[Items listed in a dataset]
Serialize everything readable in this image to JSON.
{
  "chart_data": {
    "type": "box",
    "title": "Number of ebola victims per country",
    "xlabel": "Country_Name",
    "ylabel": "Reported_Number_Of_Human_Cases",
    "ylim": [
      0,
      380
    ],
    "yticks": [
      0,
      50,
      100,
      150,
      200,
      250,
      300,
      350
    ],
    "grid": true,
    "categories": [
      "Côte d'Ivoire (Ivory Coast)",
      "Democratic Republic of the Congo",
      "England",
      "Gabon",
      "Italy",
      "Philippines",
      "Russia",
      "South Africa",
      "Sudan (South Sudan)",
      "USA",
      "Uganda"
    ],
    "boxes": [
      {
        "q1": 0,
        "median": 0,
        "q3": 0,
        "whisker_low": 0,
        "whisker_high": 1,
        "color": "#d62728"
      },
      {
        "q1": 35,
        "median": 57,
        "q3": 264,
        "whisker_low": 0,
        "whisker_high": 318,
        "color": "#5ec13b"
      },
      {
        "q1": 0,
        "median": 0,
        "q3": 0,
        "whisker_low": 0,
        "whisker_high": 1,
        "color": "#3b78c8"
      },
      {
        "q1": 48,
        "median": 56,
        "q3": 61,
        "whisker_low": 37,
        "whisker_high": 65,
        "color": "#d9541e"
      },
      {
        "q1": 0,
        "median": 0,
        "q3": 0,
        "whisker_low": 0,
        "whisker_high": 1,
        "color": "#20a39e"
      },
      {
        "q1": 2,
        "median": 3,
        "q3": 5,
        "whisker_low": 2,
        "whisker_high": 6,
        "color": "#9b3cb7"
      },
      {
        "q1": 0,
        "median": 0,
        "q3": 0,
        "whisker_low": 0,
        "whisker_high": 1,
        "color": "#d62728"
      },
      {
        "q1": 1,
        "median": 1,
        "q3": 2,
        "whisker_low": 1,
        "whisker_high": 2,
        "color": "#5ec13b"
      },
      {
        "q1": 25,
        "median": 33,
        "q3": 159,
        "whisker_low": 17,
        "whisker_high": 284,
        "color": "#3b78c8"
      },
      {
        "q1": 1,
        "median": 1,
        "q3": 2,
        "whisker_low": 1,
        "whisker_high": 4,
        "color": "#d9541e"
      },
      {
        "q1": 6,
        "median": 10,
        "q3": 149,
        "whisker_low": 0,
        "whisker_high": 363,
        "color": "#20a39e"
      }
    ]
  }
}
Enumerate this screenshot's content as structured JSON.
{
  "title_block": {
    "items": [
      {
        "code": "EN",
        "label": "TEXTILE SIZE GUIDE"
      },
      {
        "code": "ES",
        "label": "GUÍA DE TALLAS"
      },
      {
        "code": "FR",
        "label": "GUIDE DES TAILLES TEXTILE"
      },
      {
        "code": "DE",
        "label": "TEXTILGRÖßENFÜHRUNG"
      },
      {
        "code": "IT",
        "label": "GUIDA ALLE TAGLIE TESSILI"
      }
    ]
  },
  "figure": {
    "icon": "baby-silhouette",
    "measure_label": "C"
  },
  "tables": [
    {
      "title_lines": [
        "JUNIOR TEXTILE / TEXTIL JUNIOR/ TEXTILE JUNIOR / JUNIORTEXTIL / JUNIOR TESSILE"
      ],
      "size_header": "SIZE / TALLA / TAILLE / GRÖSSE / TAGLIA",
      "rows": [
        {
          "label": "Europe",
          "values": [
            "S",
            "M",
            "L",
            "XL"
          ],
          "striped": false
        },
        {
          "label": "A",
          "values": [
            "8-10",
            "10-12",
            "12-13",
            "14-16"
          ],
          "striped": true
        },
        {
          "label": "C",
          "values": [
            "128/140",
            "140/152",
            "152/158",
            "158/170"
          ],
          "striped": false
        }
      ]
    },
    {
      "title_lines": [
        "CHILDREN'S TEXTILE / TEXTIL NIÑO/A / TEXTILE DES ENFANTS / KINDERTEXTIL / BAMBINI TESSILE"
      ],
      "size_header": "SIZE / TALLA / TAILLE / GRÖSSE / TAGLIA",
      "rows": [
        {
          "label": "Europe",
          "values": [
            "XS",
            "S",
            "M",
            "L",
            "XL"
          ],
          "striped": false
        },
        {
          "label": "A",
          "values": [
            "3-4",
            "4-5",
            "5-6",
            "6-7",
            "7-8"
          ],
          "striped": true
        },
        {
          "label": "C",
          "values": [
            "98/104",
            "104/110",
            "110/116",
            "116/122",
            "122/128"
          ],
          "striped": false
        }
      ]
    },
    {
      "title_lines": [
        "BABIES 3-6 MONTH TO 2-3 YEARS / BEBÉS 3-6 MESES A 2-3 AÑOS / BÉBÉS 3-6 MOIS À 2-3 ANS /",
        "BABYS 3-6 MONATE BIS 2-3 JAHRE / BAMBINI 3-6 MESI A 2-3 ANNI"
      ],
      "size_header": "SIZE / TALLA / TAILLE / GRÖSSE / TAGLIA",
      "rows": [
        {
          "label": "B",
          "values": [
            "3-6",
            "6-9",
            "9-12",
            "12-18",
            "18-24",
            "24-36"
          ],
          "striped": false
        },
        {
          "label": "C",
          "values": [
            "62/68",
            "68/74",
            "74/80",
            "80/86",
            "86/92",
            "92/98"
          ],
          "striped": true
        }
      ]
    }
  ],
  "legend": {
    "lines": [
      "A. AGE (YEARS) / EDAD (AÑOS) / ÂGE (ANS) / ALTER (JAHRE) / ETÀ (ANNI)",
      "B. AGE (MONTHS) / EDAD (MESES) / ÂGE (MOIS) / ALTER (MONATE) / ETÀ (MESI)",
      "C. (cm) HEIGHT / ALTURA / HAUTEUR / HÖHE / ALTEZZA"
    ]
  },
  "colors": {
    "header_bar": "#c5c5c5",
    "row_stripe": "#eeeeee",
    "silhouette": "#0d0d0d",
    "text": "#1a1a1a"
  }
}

Problem statement: Repeat the records above exactly as they appear.

In response:
Serialize everything readable in this image to JSON.
{
  "chart_data": {
    "type": "box",
    "title": "Number of ebola victims per country",
    "xlabel": "Country_Name",
    "ylabel": "Reported_Number_Of_Human_Cases",
    "ylim": [
      0,
      380
    ],
    "yticks": [
      0,
      50,
      100,
      150,
      200,
      250,
      300,
      350
    ],
    "grid": true,
    "categories": [
      "Côte d'Ivoire (Ivory Coast)",
      "Democratic Republic of the Congo",
      "England",
      "Gabon",
      "Italy",
      "Philippines",
      "Russia",
      "South Africa",
      "Sudan (South Sudan)",
      "USA",
      "Uganda"
    ],
    "boxes": [
      {
        "q1": 0,
        "median": 0,
        "q3": 0,
        "whisker_low": 0,
        "whisker_high": 1,
        "color": "#d62728"
      },
      {
        "q1": 35,
        "median": 57,
        "q3": 264,
        "whisker_low": 0,
        "whisker_high": 318,
        "color": "#5ec13b"
      },
      {
        "q1": 0,
        "median": 0,
        "q3": 0,
        "whisker_low": 0,
        "whisker_high": 1,
        "color": "#3b78c8"
      },
      {
        "q1": 48,
        "median": 56,
        "q3": 61,
        "whisker_low": 37,
        "whisker_high": 65,
        "color": "#d9541e"
      },
      {
        "q1": 0,
        "median": 0,
        "q3": 0,
        "whisker_low": 0,
        "whisker_high": 1,
        "color": "#20a39e"
      },
      {
        "q1": 2,
        "median": 3,
        "q3": 5,
        "whisker_low": 2,
        "whisker_high": 6,
        "color": "#9b3cb7"
      },
      {
        "q1": 0,
        "median": 0,
        "q3": 0,
        "whisker_low": 0,
        "whisker_high": 1,
        "color": "#d62728"
      },
      {
        "q1": 1,
        "median": 1,
        "q3": 2,
        "whisker_low": 1,
        "whisker_high": 2,
        "color": "#5ec13b"
      },
      {
        "q1": 25,
        "median": 33,
        "q3": 159,
        "whisker_low": 17,
        "whisker_high": 284,
        "color": "#3b78c8"
      },
      {
        "q1": 1,
        "median": 1,
        "q3": 2,
        "whisker_low": 1,
        "whisker_high": 4,
        "color": "#d9541e"
      },
      {
        "q1": 6,
        "median": 10,
        "q3": 149,
        "whisker_low": 0,
        "whisker_high": 363,
        "color": "#20a39e"
      }
    ]
  }
}
Enumerate this screenshot's content as structured JSON.
{
  "title_block": {
    "items": [
      {
        "code": "EN",
        "label": "TEXTILE SIZE GUIDE"
      },
      {
        "code": "ES",
        "label": "GUÍA DE TALLAS"
      },
      {
        "code": "FR",
        "label": "GUIDE DES TAILLES TEXTILE"
      },
      {
        "code": "DE",
        "label": "TEXTILGRÖßENFÜHRUNG"
      },
      {
        "code": "IT",
        "label": "GUIDA ALLE TAGLIE TESSILI"
      }
    ]
  },
  "figure": {
    "icon": "baby-silhouette",
    "measure_label": "C"
  },
  "tables": [
    {
      "title_lines": [
        "JUNIOR TEXTILE / TEXTIL JUNIOR/ TEXTILE JUNIOR / JUNIORTEXTIL / JUNIOR TESSILE"
      ],
      "size_header": "SIZE / TALLA / TAILLE / GRÖSSE / TAGLIA",
      "rows": [
        {
          "label": "Europe",
          "values": [
            "S",
            "M",
            "L",
            "XL"
          ],
          "striped": false
        },
        {
          "label": "A",
          "values": [
            "8-10",
            "10-12",
            "12-13",
            "14-16"
          ],
          "striped": true
        },
        {
          "label": "C",
          "values": [
            "128/140",
            "140/152",
            "152/158",
            "158/170"
          ],
          "striped": false
        }
      ]
    },
    {
      "title_lines": [
        "CHILDREN'S TEXTILE / TEXTIL NIÑO/A / TEXTILE DES ENFANTS / KINDERTEXTIL / BAMBINI TESSILE"
      ],
      "size_header": "SIZE / TALLA / TAILLE / GRÖSSE / TAGLIA",
      "rows": [
        {
          "label": "Europe",
          "values": [
            "XS",
            "S",
            "M",
            "L",
            "XL"
          ],
          "striped": false
        },
        {
          "label": "A",
          "values": [
            "3-4",
            "4-5",
            "5-6",
            "6-7",
            "7-8"
          ],
          "striped": true
        },
        {
          "label": "C",
          "values": [
            "98/104",
            "104/110",
            "110/116",
            "116/122",
            "122/128"
          ],
          "striped": false
        }
      ]
    },
    {
      "title_lines": [
        "BABIES 3-6 MONTH TO 2-3 YEARS / BEBÉS 3-6 MESES A 2-3 AÑOS / BÉBÉS 3-6 MOIS À 2-3 ANS /",
        "BABYS 3-6 MONATE BIS 2-3 JAHRE / BAMBINI 3-6 MESI A 2-3 ANNI"
      ],
      "size_header": "SIZE / TALLA / TAILLE / GRÖSSE / TAGLIA",
      "rows": [
        {
          "label": "B",
          "values": [
            "3-6",
            "6-9",
            "9-12",
            "12-18",
            "18-24",
            "24-36"
          ],
          "striped": false
        },
        {
          "label": "C",
          "values": [
            "62/68",
            "68/74",
            "74/80",
            "80/86",
            "86/92",
            "92/98"
          ],
          "striped": true
        }
      ]
    }
  ],
  "legend": {
    "lines": [
      "A. AGE (YEARS) / EDAD (AÑOS) / ÂGE (ANS) / ALTER (JAHRE) / ETÀ (ANNI)",
      "B. AGE (MONTHS) / EDAD (MESES) / ÂGE (MOIS) / ALTER (MONATE) / ETÀ (MESI)",
      "C. (cm) HEIGHT / ALTURA / HAUTEUR / HÖHE / ALTEZZA"
    ]
  },
  "colors": {
    "header_bar": "#c5c5c5",
    "row_stripe": "#eeeeee",
    "silhouette": "#0d0d0d",
    "text": "#1a1a1a"
  }
}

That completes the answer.